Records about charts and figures
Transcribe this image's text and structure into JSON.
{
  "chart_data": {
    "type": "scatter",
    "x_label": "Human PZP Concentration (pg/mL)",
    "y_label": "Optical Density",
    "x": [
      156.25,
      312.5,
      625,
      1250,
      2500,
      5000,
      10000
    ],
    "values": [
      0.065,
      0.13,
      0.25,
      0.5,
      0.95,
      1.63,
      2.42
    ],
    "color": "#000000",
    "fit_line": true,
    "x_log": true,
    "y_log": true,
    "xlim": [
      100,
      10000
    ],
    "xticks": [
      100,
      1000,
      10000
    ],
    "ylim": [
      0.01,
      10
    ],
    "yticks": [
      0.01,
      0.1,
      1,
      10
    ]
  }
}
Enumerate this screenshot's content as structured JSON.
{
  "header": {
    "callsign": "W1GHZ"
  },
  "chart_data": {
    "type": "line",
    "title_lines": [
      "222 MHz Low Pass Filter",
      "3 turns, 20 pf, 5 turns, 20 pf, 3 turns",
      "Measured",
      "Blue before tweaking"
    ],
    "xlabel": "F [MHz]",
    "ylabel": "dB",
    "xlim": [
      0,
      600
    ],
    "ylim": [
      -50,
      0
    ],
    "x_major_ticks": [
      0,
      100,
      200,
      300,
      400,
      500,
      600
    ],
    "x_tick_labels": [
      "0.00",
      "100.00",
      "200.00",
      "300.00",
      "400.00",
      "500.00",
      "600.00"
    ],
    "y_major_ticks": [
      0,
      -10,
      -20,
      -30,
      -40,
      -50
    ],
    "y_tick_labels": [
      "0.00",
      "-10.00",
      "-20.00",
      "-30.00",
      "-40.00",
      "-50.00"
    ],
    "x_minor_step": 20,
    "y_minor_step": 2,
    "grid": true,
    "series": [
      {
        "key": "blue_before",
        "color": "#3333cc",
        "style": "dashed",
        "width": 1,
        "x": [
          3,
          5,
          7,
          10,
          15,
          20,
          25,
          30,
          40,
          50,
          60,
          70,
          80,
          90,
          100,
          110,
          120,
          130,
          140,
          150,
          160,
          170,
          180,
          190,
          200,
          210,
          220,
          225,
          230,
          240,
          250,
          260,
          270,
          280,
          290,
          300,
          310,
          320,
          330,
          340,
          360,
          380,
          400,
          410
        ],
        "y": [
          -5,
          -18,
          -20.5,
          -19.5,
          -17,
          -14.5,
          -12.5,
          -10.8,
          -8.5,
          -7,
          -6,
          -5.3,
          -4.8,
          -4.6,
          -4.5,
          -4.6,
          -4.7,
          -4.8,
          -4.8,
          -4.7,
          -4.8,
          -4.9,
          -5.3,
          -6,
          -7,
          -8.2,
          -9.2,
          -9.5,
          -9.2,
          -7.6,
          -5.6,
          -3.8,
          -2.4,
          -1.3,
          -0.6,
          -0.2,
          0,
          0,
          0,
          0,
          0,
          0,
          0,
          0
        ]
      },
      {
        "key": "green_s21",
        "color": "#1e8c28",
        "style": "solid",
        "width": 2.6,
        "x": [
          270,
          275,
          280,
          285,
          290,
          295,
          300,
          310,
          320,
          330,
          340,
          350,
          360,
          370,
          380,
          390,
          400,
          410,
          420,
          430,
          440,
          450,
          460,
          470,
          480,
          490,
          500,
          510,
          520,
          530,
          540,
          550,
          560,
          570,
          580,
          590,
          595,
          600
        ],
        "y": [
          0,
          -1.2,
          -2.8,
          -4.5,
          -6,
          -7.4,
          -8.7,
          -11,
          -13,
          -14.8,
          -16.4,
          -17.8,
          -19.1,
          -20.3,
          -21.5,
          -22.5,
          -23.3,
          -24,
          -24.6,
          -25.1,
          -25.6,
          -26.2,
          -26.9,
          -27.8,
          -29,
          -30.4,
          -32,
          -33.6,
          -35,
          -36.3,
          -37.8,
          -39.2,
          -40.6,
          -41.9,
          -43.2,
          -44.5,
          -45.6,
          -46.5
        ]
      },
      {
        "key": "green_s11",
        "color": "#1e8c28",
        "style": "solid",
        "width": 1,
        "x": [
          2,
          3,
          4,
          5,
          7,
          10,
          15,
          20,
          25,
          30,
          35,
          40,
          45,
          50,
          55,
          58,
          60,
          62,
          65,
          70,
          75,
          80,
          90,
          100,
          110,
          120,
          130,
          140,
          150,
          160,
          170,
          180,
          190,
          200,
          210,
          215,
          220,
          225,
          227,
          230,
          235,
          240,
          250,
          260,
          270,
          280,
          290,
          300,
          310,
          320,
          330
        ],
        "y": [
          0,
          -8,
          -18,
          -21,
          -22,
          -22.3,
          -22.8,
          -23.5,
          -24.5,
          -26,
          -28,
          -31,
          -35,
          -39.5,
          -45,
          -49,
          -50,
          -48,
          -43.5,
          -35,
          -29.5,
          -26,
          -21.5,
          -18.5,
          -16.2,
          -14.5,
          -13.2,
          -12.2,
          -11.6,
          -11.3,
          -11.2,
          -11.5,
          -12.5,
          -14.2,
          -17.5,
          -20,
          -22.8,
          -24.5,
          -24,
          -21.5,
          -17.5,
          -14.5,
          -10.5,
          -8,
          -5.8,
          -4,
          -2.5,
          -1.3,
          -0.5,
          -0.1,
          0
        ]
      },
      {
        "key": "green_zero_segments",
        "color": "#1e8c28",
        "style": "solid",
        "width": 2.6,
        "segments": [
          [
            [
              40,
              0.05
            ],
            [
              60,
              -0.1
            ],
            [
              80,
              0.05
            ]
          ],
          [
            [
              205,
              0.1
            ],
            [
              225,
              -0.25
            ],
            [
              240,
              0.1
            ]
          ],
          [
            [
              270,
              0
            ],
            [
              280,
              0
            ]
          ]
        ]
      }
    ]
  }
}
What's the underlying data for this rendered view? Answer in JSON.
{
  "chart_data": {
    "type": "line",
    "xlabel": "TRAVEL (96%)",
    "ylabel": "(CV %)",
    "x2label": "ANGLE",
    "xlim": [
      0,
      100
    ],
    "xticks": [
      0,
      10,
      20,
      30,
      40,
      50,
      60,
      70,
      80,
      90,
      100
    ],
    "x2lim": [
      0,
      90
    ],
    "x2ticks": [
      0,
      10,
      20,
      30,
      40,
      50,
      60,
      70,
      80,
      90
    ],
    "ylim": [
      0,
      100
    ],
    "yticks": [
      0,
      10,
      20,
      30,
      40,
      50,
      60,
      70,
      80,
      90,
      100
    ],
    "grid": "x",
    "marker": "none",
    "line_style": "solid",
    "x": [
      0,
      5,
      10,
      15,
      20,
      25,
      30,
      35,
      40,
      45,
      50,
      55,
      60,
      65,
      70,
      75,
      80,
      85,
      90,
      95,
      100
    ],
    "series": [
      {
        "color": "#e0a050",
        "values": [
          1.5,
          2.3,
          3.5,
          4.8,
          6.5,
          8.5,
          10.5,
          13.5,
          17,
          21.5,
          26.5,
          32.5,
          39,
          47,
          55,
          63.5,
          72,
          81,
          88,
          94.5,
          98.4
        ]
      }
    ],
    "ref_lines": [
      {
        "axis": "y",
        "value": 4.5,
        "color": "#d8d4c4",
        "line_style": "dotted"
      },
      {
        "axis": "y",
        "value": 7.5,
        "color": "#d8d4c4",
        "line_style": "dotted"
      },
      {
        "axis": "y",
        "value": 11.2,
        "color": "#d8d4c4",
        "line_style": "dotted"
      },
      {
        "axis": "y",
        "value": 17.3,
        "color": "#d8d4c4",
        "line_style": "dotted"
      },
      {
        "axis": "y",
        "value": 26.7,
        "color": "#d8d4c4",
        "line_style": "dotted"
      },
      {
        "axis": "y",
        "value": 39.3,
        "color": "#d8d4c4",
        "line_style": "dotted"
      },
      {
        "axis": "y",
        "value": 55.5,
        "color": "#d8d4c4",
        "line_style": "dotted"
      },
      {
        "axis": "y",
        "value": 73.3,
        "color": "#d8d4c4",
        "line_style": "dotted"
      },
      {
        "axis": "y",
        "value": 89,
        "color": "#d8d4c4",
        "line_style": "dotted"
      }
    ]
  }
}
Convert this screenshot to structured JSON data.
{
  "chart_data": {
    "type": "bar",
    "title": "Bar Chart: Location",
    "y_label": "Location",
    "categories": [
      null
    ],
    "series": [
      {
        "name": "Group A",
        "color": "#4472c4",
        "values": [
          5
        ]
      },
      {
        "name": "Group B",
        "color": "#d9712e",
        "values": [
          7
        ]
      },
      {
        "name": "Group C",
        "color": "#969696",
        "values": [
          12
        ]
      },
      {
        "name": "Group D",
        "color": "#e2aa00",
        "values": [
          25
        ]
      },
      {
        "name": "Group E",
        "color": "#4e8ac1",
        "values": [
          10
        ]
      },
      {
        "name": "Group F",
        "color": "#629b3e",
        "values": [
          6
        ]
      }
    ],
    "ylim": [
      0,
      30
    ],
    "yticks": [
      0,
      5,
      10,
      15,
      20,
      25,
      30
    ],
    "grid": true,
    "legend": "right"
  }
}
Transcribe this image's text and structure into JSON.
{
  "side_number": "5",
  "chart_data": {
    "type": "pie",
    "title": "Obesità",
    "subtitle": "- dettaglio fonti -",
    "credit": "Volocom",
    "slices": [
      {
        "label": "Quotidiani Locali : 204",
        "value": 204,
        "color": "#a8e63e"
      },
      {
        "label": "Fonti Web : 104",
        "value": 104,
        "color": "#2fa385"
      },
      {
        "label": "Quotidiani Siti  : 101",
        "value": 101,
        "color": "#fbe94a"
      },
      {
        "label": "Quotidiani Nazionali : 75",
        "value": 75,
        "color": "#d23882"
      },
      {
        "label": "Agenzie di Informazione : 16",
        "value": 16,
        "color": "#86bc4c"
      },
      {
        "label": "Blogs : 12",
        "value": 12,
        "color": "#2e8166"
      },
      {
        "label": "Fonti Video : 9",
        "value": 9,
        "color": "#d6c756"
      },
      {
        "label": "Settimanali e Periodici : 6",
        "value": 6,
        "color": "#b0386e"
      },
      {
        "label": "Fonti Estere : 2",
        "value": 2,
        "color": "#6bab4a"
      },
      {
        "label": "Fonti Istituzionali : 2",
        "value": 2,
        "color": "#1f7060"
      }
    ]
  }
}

INSTRUCTION:
Copy every line of the listing containing the string "name".

PROBLEM SOLUTION:
        "name": "Group A",
        "name": "Group B",
        "name": "Group C",
        "name": "Group D",
        "name": "Group E",
        "name": "Group F",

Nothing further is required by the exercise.